-- Begin INPUT --
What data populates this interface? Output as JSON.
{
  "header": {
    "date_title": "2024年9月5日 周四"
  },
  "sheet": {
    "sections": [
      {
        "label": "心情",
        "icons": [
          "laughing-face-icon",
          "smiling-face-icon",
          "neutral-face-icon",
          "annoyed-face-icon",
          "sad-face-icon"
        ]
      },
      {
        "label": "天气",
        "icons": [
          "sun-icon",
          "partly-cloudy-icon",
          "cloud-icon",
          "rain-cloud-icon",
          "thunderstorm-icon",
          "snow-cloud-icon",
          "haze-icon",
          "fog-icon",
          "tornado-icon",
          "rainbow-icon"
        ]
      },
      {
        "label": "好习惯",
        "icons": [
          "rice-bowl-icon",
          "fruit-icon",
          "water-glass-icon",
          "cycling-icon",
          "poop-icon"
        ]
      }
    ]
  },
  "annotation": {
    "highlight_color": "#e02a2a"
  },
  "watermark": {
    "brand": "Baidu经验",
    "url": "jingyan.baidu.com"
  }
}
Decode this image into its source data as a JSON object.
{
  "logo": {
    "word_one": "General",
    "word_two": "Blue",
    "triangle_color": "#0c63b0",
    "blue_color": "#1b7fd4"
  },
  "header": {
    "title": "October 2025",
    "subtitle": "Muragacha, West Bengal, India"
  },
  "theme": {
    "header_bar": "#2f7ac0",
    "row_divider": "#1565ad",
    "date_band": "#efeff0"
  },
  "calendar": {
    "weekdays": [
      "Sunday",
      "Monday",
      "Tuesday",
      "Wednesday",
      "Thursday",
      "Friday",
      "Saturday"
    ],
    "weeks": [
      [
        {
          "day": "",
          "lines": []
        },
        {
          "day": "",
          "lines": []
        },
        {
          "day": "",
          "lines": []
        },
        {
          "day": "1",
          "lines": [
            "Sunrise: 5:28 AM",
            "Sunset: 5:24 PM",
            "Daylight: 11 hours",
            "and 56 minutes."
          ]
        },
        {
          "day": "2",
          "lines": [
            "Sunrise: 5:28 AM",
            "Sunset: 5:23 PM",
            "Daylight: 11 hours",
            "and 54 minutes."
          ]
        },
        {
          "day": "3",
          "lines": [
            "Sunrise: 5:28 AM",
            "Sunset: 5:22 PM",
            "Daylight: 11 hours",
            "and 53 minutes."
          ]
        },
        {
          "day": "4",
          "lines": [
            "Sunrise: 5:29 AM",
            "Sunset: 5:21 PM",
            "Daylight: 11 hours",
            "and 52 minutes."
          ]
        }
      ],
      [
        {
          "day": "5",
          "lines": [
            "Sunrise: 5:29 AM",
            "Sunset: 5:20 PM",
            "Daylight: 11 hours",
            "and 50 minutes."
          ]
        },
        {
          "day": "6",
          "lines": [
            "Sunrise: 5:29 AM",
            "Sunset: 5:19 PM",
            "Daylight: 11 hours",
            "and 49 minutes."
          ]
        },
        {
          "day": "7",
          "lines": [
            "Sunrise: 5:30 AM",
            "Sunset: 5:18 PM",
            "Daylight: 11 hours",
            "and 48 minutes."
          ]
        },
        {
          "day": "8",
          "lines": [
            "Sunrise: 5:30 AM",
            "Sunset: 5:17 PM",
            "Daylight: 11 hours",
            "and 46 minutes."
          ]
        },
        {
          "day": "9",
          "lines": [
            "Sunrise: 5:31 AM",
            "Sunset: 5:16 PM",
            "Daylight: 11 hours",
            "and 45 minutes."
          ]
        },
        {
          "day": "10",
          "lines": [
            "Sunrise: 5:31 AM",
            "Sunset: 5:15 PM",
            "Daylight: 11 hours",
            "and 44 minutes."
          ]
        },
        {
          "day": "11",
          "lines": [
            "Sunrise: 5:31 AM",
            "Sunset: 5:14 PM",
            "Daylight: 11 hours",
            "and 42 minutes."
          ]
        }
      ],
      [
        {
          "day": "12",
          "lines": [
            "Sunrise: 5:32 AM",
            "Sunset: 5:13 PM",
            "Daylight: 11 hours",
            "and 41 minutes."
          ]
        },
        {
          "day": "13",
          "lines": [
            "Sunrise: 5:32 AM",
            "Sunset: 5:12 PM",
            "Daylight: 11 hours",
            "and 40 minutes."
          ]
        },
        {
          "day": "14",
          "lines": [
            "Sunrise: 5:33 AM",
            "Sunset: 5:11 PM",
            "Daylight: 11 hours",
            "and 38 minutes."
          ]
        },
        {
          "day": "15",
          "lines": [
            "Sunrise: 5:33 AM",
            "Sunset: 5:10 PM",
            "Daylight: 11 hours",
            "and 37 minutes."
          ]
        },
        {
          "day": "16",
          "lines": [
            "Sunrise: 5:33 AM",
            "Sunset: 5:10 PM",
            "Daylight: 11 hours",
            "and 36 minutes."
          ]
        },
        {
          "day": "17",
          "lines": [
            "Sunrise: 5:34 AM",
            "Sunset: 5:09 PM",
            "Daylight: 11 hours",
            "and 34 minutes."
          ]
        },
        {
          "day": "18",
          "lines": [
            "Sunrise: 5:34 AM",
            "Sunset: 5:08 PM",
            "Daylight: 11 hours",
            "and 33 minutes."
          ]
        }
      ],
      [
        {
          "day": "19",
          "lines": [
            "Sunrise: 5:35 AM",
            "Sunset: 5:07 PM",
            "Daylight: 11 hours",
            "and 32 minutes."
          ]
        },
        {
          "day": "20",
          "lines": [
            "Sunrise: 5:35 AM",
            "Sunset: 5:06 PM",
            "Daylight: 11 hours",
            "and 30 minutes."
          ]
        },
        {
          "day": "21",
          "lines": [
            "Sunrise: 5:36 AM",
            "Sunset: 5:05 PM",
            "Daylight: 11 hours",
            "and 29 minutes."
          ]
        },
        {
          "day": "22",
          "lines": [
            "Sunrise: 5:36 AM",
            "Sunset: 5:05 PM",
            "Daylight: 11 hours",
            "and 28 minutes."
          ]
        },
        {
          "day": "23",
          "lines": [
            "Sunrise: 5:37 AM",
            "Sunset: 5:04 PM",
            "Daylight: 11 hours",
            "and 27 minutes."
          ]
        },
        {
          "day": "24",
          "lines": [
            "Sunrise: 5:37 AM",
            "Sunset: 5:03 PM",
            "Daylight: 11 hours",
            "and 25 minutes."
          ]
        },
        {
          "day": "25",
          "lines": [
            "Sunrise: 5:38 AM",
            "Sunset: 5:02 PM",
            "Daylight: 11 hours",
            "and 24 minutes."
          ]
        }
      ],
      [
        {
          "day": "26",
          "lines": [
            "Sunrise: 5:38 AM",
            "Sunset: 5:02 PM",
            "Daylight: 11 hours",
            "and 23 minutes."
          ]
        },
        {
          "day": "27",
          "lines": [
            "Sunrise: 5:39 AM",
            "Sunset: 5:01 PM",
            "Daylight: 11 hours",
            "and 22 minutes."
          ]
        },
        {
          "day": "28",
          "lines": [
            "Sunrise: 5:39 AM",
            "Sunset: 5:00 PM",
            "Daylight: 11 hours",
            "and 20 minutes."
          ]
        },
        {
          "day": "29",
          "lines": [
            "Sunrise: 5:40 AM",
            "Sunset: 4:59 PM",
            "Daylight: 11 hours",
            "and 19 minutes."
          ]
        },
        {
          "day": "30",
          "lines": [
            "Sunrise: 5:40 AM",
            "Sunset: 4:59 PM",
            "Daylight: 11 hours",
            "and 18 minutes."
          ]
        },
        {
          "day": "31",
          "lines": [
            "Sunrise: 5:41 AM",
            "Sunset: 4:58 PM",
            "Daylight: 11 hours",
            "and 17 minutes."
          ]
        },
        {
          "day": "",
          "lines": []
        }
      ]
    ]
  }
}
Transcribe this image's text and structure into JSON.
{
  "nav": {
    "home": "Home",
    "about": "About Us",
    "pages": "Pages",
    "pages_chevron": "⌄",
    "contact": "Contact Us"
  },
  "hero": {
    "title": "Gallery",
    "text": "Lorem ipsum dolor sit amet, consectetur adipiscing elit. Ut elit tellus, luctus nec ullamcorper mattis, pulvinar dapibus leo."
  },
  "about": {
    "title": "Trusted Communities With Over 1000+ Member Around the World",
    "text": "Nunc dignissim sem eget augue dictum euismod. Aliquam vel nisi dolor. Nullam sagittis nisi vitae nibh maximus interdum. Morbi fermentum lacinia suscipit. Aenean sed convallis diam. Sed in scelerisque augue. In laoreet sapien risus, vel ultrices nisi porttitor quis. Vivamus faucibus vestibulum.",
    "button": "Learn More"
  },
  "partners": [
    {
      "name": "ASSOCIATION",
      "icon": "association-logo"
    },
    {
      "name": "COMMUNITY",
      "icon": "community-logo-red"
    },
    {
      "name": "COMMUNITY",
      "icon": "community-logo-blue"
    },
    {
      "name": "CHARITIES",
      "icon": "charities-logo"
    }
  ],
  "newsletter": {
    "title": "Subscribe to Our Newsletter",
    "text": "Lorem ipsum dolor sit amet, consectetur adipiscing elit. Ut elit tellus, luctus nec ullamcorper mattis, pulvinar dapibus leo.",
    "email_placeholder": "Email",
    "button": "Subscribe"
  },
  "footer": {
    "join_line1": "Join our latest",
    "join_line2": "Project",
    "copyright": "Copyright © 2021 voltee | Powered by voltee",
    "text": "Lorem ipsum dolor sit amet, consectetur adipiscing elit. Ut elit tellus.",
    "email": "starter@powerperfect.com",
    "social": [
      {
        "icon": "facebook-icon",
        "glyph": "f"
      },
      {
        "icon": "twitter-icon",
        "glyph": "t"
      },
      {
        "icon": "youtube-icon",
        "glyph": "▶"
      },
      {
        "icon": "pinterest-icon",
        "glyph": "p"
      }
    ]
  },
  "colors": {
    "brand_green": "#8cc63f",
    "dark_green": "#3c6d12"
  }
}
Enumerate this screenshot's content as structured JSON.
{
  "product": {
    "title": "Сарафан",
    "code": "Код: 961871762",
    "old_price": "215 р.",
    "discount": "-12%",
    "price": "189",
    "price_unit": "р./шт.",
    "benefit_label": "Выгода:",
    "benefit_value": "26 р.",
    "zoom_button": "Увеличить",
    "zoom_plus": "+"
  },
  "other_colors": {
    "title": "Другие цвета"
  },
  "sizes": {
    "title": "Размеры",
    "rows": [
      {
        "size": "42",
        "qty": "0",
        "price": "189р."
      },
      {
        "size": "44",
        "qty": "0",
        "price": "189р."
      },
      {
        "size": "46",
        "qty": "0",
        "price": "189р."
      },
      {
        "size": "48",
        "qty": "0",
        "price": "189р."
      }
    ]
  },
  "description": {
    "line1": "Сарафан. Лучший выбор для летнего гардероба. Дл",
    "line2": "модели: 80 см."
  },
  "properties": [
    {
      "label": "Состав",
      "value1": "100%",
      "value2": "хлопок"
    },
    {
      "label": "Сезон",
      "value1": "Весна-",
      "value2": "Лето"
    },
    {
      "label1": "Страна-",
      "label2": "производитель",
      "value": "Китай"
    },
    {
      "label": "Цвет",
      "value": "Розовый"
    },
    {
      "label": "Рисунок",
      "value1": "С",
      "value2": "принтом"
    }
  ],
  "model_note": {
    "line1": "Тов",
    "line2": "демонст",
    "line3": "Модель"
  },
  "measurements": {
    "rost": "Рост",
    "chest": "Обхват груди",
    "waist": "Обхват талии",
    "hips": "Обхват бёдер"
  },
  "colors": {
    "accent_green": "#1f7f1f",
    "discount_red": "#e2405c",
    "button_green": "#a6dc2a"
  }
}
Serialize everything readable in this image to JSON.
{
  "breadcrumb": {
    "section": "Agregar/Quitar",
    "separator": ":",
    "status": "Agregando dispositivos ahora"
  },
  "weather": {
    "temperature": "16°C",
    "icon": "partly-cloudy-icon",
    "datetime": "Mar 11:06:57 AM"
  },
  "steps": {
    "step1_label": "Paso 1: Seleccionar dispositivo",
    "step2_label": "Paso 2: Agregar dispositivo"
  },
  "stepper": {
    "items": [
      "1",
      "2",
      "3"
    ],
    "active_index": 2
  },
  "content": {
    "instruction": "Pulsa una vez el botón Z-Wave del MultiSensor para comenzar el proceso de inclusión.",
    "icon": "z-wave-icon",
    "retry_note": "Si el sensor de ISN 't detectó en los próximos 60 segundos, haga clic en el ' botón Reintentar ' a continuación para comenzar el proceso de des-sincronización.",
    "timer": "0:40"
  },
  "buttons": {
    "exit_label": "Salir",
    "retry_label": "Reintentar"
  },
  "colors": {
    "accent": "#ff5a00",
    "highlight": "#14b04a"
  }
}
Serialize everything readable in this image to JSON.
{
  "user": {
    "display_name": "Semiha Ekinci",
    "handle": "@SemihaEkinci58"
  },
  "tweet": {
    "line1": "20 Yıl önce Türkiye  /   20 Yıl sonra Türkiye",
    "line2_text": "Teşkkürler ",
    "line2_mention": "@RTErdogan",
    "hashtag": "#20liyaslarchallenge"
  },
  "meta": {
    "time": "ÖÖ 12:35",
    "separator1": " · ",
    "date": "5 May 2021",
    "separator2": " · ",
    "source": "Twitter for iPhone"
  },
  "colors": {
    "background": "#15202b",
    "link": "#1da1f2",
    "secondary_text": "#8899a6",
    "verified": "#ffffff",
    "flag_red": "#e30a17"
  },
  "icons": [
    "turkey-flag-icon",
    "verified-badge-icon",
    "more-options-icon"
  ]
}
-- End INPUT --
*TASK DESCRIPTION*.
Reproduce every line of the listing above in which the string "Subscribe" appears.

*WRITTEN ANSWER*.
    "title": "Subscribe to Our Newsletter",
    "button": "Subscribe"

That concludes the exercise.